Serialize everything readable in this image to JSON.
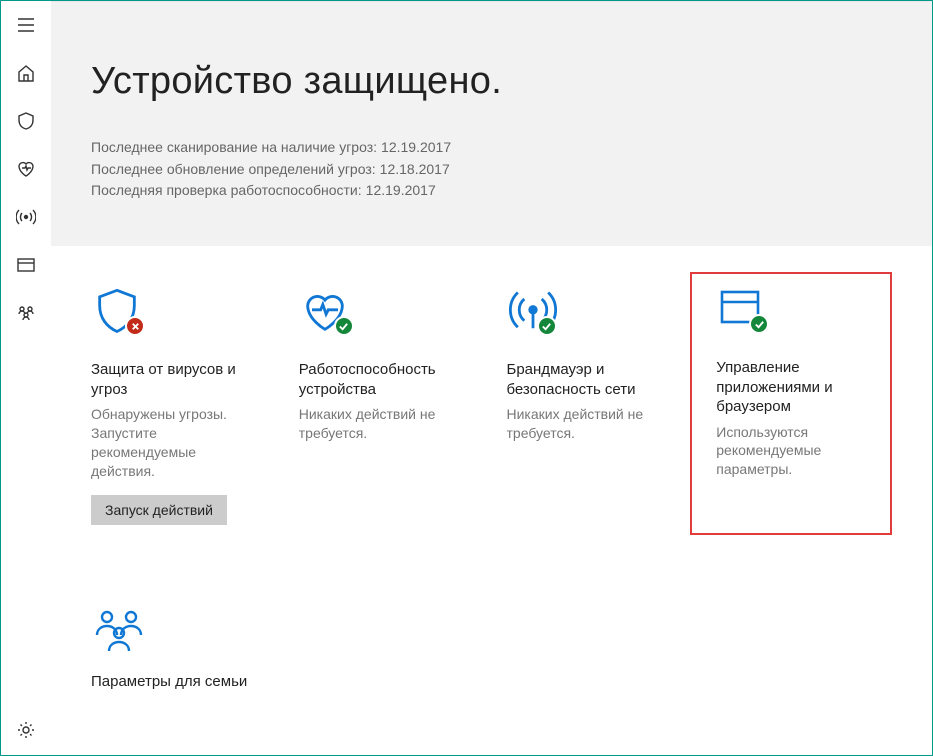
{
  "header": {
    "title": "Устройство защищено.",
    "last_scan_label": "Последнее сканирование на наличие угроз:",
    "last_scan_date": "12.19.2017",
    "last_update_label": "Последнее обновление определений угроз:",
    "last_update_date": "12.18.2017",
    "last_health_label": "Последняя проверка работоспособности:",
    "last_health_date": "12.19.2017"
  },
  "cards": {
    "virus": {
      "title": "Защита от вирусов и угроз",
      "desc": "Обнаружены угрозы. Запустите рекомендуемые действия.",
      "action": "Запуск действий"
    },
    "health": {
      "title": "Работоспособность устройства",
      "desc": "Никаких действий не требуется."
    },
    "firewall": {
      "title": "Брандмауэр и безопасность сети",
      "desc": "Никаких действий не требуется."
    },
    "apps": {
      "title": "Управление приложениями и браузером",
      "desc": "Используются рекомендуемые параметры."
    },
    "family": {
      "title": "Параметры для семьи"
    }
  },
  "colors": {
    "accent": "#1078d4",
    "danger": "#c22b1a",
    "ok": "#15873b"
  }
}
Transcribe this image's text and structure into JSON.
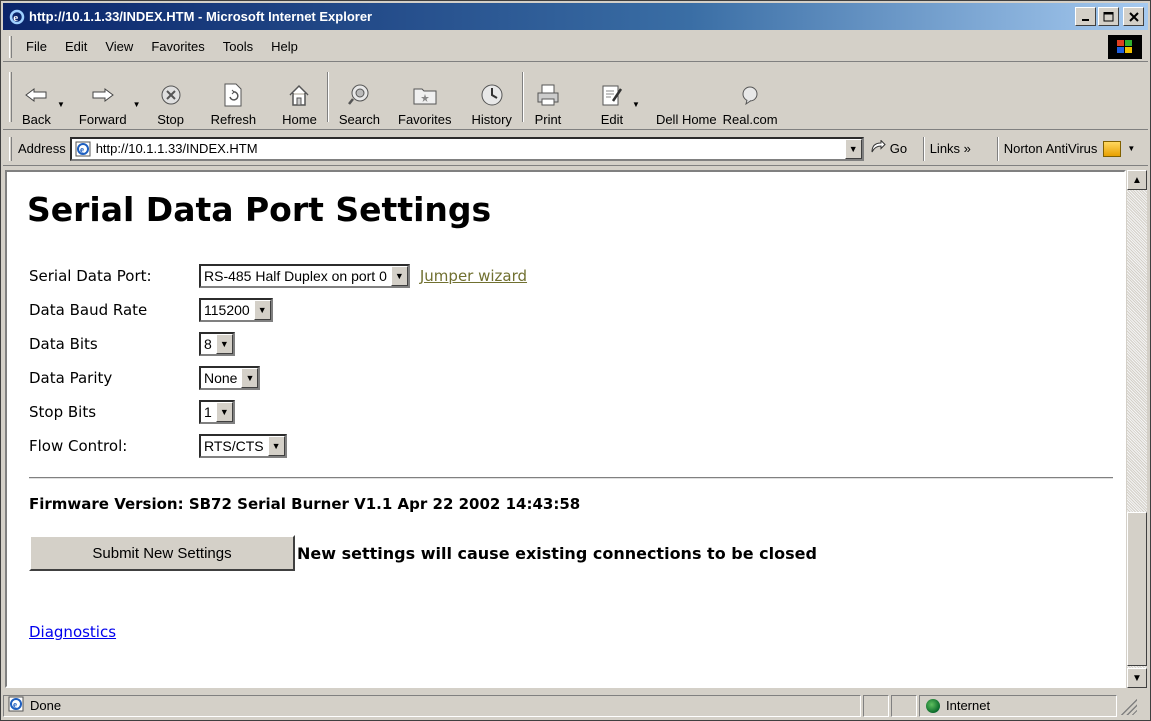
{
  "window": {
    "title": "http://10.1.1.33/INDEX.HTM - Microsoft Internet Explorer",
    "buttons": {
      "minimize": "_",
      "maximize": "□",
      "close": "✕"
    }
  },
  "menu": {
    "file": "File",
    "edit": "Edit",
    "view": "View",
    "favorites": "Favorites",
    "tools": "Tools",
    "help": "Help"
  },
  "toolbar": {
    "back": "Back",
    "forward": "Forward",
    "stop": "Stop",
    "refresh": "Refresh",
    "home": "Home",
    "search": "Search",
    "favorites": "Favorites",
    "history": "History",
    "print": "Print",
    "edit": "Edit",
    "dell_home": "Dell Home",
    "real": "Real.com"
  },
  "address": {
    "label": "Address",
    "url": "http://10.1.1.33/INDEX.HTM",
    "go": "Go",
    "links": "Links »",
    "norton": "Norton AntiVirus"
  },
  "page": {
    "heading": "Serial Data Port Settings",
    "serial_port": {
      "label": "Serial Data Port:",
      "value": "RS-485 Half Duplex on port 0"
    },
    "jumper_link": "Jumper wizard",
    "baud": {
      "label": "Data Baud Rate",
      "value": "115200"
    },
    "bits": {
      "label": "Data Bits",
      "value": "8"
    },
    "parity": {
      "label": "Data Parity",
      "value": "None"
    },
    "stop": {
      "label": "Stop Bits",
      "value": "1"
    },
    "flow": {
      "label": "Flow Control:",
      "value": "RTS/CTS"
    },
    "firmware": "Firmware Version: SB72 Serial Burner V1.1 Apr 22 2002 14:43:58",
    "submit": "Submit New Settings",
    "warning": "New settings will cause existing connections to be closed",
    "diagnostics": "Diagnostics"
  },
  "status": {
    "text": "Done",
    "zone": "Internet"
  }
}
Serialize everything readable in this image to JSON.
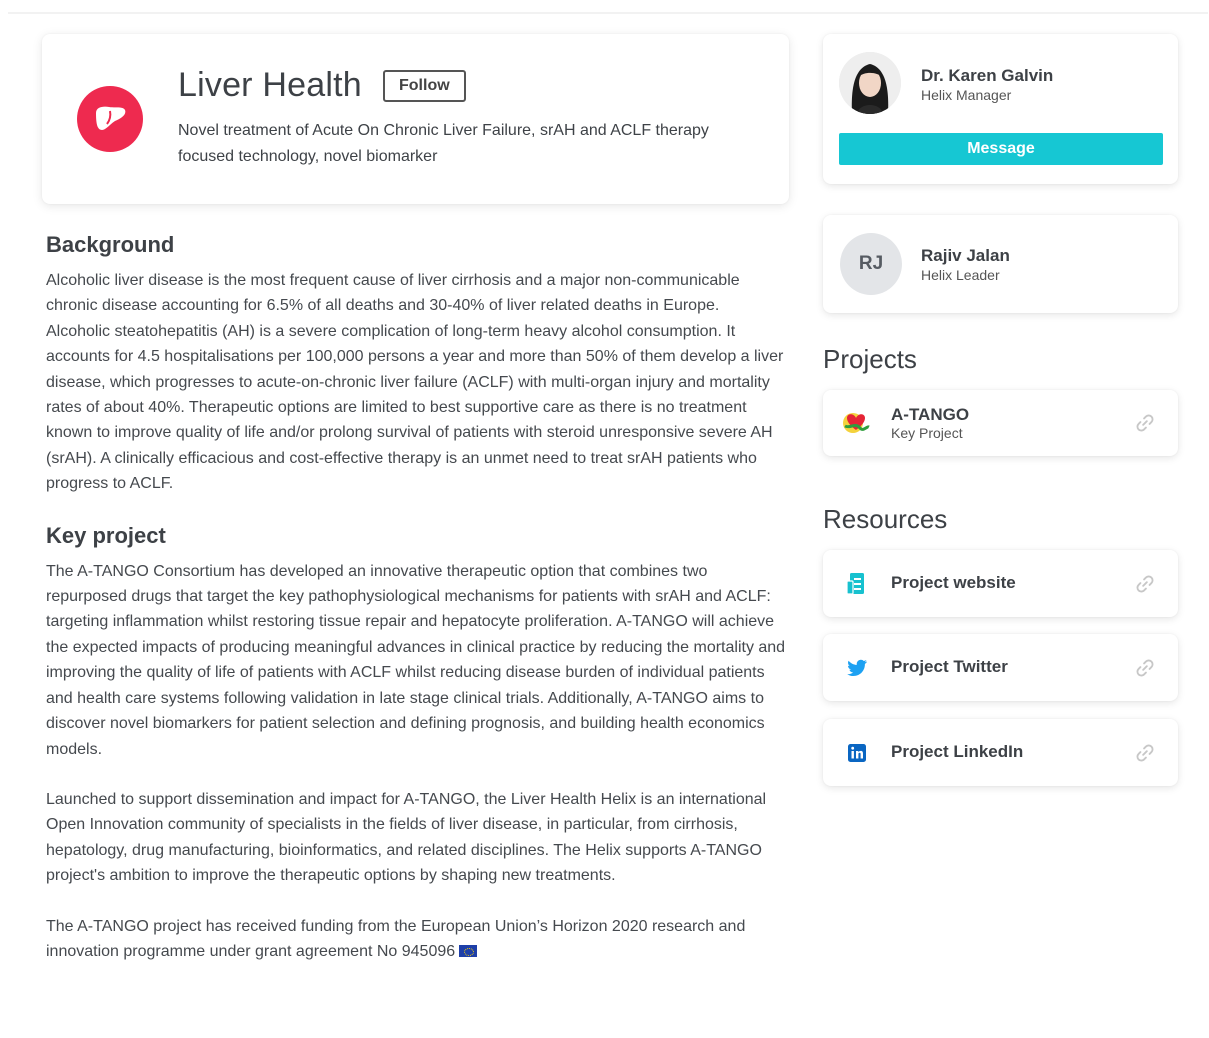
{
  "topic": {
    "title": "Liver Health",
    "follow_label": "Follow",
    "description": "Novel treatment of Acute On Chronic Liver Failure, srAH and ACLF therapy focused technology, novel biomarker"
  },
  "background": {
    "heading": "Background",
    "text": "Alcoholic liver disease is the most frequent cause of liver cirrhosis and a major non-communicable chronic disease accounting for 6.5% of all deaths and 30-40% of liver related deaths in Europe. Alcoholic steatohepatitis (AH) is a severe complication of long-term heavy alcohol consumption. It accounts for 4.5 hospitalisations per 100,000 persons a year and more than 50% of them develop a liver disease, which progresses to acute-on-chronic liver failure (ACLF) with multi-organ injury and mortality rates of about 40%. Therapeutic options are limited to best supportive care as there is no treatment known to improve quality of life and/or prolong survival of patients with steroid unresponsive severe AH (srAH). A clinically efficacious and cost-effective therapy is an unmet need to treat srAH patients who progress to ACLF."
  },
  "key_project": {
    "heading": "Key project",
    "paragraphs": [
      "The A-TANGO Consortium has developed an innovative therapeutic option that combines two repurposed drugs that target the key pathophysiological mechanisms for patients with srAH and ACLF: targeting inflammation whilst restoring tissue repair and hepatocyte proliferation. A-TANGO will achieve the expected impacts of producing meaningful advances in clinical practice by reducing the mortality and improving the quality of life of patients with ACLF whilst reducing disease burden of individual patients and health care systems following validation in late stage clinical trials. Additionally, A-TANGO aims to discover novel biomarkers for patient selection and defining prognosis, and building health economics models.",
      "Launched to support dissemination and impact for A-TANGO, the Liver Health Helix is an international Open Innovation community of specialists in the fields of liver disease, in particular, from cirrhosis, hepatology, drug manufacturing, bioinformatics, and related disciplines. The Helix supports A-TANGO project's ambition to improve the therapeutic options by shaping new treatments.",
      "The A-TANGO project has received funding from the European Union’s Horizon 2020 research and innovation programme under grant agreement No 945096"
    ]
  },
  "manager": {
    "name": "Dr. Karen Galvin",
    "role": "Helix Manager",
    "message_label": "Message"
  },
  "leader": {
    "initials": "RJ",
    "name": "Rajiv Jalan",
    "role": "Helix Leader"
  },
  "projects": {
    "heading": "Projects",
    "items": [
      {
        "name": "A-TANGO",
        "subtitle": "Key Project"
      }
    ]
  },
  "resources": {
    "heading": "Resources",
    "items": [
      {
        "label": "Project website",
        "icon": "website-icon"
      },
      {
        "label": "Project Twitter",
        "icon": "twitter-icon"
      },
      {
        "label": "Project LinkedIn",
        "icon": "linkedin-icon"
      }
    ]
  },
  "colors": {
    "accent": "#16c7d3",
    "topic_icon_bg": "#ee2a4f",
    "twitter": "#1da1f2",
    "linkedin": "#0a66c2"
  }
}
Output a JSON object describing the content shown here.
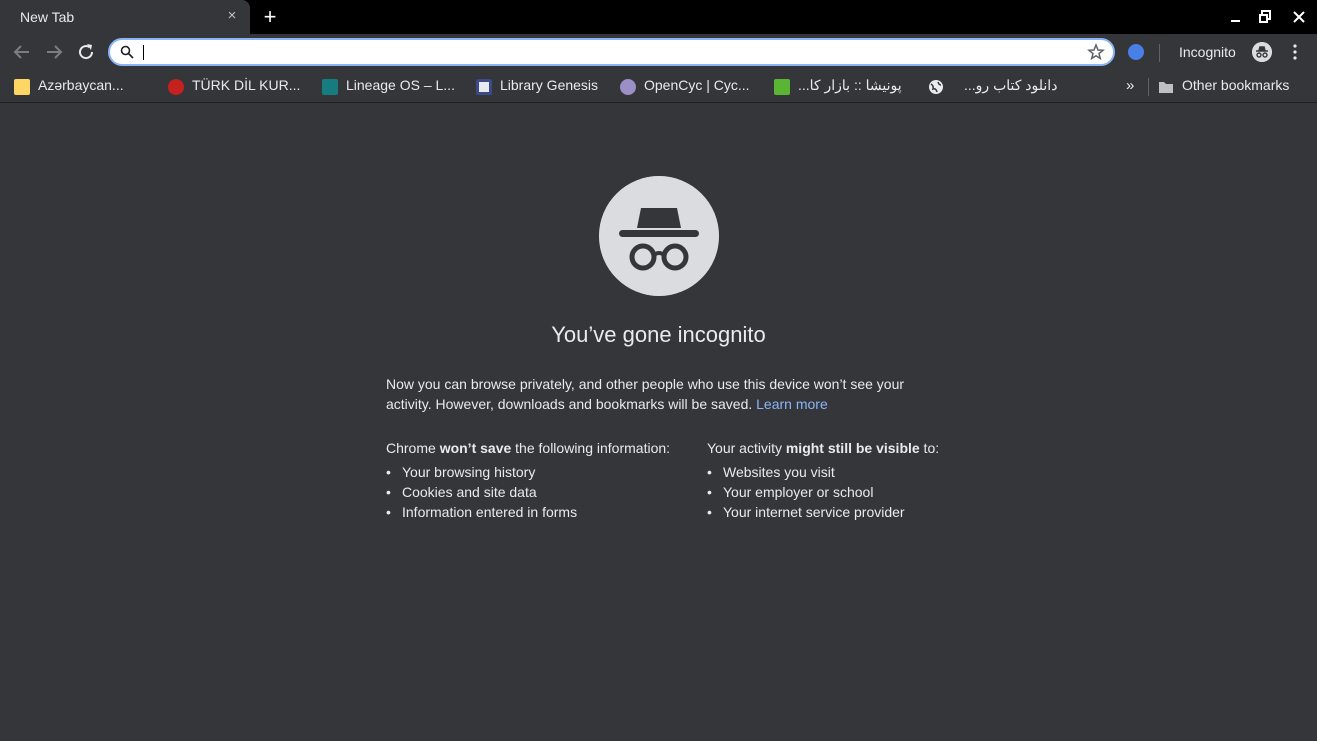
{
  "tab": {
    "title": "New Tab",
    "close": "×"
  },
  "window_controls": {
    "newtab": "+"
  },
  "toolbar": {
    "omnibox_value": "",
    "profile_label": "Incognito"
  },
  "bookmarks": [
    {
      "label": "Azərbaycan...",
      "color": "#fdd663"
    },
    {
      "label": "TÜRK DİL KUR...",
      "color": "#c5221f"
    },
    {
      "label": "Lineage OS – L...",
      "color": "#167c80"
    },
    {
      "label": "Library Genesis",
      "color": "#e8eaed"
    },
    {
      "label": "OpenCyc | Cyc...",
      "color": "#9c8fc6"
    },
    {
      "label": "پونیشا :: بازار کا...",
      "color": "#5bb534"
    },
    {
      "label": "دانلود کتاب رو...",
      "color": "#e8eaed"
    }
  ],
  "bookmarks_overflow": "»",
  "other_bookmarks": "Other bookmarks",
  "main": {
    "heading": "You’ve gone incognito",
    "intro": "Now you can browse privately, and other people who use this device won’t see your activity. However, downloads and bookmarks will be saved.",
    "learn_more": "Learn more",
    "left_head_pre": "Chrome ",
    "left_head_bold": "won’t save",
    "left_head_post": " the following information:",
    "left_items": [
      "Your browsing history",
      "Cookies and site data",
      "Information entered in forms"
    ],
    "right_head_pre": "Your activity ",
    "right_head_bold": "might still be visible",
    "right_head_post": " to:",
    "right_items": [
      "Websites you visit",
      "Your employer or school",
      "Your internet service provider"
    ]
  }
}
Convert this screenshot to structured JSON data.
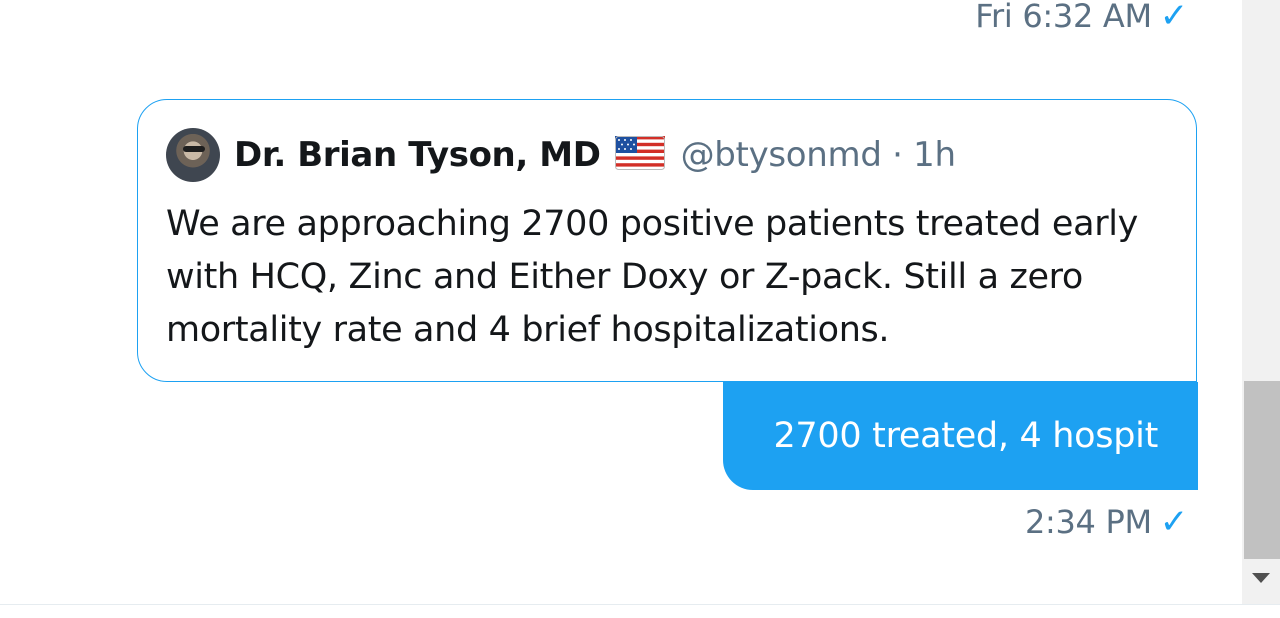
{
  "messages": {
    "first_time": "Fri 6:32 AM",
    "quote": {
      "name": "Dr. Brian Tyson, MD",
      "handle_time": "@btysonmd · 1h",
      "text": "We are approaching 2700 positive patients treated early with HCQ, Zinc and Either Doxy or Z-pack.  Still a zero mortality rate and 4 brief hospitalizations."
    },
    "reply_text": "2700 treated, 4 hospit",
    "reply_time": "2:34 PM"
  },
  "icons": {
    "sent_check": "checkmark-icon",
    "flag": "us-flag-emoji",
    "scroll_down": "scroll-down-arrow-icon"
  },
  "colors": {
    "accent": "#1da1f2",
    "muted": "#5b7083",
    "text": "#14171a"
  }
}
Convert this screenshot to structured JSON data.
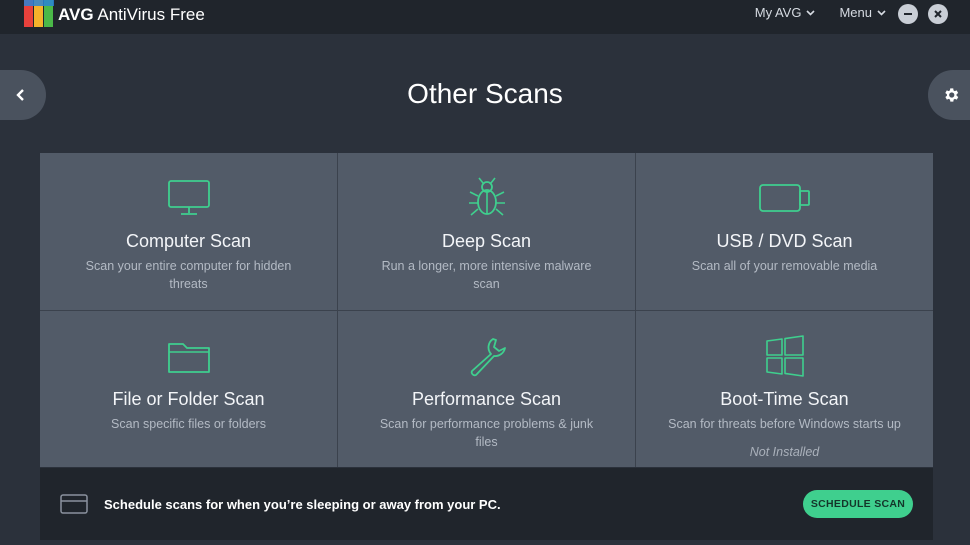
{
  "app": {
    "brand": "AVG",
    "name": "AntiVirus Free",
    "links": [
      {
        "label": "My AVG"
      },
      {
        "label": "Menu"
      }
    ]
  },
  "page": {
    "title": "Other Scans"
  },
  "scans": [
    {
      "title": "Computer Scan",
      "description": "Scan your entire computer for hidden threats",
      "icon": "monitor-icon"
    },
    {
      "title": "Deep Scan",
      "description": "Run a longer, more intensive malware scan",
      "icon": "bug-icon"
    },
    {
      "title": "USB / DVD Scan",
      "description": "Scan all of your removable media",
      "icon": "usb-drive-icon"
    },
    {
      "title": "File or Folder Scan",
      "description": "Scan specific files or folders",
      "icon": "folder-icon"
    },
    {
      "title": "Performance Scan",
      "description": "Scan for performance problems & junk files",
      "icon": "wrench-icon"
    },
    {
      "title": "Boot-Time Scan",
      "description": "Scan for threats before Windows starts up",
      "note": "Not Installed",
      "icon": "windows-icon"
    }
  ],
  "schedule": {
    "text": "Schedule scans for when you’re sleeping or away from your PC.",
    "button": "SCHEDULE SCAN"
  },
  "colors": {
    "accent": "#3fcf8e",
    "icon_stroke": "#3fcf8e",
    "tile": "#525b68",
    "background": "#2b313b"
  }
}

**Aim of the task**
Throughout the data above, report every line that contains the string "more".

**Result of the task**
    "text": "Alcoholic liver disease is the most frequent cause of liver cirrhosis and a major non-communicable chronic disease accounting for 6.5% of all deaths and 30-40% of liver related deaths in Europe. Alcoholic steatohepatitis (AH) is a severe complication of long-term heavy alcohol consumption. It accounts for 4.5 hospitalisations per 100,000 persons a year and more than 50% of them develop a liver disease, which progresses to acute-on-chronic liver failure (ACLF) with multi-organ injury and mortality rates of about 40%. Therapeutic options are limited to best supportive care as there is no treatment known to improve quality of life and/or prolong survival of patients with steroid unresponsive severe AH (srAH). A clinically efficacious and cost-effective therapy is an unmet need to treat srAH patients who progress to ACLF."
    "learn_more": "Learn more",
      "description": "Run a longer, more intensive malware scan",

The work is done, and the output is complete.